§ **Exercise prompt**
Your answer should be a single number: the count of lines that hold the word "unit".

§ **Provided records**
══════════════════════════════

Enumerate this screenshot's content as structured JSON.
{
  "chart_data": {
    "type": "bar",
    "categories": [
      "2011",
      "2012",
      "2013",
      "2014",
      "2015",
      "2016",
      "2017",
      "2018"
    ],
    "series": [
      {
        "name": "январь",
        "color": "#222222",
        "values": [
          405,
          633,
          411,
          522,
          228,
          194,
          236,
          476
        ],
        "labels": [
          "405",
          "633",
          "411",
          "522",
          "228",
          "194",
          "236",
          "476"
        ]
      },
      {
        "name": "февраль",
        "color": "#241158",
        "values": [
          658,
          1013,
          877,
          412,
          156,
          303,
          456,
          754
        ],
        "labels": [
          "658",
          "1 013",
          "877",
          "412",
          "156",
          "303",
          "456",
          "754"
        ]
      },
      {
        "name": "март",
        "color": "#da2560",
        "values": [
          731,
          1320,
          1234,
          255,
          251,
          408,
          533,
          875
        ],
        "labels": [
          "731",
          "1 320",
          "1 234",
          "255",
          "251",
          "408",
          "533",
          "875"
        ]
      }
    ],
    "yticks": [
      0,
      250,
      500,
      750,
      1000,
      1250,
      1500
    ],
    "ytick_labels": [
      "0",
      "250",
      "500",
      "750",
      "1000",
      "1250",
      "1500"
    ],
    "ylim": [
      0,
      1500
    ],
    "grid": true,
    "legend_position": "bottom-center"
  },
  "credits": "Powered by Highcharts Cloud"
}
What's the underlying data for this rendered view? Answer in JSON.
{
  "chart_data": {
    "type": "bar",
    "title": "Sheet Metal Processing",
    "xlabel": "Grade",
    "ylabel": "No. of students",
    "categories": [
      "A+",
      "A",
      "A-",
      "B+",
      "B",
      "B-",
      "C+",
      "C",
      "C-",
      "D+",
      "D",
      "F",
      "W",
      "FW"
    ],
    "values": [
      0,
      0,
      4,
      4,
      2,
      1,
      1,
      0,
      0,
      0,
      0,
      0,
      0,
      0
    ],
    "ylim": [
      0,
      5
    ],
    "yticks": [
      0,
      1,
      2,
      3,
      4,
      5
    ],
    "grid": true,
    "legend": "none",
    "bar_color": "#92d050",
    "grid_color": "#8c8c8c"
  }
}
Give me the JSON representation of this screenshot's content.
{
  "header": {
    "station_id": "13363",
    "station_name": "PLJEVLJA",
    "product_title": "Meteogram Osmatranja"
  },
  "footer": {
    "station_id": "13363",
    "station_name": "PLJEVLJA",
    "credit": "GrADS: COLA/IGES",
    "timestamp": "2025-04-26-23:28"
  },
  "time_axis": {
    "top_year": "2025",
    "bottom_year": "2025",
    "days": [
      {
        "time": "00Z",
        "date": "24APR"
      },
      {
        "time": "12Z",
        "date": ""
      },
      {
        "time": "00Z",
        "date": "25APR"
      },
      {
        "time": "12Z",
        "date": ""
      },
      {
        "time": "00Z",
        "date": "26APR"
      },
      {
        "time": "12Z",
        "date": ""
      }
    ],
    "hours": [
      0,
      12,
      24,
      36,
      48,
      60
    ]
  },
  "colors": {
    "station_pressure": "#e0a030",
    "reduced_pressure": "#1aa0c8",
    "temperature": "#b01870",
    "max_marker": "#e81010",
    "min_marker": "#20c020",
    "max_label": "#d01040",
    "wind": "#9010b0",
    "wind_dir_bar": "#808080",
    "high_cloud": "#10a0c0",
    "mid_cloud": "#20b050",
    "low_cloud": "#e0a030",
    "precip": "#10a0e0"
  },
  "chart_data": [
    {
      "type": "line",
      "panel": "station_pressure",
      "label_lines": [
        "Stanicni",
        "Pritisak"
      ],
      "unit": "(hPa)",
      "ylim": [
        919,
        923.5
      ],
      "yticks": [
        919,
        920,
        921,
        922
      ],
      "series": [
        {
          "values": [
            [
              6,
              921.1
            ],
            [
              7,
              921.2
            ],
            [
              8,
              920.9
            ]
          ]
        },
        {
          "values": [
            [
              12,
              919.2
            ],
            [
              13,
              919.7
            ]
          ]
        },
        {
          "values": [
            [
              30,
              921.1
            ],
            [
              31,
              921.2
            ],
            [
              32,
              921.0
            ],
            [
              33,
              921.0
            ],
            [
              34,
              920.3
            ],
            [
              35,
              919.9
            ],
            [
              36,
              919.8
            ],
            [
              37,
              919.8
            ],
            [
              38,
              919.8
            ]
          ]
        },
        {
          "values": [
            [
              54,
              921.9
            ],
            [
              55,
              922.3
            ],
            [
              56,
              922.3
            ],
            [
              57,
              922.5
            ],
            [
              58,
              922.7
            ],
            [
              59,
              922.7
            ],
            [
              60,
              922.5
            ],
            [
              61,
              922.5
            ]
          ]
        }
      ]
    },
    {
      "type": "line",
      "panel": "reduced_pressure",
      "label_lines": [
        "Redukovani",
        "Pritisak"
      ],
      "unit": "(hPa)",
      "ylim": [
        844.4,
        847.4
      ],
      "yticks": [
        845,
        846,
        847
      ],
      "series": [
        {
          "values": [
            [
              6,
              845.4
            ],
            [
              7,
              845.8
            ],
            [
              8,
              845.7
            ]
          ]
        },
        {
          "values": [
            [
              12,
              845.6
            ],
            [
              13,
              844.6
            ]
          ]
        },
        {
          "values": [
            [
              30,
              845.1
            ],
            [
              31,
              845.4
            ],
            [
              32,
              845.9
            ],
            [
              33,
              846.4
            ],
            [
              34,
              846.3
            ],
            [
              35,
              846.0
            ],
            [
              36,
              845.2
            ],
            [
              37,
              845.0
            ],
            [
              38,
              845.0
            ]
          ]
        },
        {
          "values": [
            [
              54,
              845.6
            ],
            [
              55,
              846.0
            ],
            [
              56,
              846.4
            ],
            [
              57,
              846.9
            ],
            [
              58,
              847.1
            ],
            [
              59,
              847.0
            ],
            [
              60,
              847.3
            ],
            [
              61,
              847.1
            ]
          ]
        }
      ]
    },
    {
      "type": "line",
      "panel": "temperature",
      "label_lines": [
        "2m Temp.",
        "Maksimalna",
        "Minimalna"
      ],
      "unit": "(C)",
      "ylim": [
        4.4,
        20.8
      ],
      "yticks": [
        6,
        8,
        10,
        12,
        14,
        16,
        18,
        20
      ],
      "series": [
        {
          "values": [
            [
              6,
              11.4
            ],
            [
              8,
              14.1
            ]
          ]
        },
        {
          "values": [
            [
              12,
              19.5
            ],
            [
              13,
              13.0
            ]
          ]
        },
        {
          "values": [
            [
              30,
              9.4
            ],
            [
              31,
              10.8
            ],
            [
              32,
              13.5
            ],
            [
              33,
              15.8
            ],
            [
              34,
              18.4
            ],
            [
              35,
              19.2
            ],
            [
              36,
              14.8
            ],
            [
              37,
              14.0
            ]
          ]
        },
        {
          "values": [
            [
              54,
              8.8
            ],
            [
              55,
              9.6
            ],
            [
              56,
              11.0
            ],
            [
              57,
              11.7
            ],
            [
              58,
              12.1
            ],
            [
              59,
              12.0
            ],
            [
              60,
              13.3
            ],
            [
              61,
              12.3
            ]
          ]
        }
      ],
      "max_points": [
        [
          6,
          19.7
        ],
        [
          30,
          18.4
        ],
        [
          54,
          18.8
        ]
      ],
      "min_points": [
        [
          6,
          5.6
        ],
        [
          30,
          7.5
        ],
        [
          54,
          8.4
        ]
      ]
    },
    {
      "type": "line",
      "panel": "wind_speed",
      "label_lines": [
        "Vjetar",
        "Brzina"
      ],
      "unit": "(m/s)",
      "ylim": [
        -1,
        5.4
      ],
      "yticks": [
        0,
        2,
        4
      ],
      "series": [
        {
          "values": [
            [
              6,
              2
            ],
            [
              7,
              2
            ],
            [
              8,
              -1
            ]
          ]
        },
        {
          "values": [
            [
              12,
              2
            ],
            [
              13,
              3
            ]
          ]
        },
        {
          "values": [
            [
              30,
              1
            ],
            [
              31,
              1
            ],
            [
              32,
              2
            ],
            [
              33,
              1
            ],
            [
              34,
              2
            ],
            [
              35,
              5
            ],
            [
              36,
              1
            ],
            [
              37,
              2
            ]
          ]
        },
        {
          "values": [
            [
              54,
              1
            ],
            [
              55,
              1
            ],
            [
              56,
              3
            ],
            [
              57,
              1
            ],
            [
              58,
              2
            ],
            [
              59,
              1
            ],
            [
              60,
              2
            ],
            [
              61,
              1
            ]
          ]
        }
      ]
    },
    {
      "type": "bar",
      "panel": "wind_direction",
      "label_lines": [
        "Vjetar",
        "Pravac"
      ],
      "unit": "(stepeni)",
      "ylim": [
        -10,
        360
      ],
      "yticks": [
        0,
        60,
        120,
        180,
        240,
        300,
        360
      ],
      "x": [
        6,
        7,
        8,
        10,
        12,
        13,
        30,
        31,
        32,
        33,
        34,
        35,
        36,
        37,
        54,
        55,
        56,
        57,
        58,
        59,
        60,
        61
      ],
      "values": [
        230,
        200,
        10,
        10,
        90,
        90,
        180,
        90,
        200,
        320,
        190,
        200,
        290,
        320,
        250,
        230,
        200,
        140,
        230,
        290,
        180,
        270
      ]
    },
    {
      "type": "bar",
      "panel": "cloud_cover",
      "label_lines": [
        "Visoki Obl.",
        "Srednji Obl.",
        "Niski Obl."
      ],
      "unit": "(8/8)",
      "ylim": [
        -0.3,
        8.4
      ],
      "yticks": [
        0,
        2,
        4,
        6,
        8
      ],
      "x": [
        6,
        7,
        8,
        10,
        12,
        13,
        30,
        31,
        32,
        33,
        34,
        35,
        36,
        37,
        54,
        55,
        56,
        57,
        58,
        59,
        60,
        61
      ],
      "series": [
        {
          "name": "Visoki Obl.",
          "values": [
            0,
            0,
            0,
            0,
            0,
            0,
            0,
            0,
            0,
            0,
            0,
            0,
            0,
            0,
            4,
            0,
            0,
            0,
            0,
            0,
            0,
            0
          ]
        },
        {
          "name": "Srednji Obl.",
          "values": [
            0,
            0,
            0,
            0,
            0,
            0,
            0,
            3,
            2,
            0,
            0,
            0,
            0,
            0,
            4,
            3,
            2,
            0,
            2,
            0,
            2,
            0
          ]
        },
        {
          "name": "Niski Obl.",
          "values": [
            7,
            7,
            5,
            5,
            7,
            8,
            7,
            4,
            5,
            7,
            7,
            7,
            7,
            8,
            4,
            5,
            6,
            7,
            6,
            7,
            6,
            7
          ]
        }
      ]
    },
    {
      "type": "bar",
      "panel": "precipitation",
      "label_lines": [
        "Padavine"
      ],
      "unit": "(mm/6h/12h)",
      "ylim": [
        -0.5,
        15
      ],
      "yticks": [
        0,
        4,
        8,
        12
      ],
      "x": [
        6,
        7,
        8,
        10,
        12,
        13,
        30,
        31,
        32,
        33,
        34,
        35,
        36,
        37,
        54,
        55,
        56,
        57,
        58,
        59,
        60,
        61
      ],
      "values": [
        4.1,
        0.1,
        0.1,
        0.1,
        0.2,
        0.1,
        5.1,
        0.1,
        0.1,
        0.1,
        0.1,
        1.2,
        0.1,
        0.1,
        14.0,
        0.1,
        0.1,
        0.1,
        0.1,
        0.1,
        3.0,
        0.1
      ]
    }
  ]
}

══════════════════════════════

§ **Right answer**
7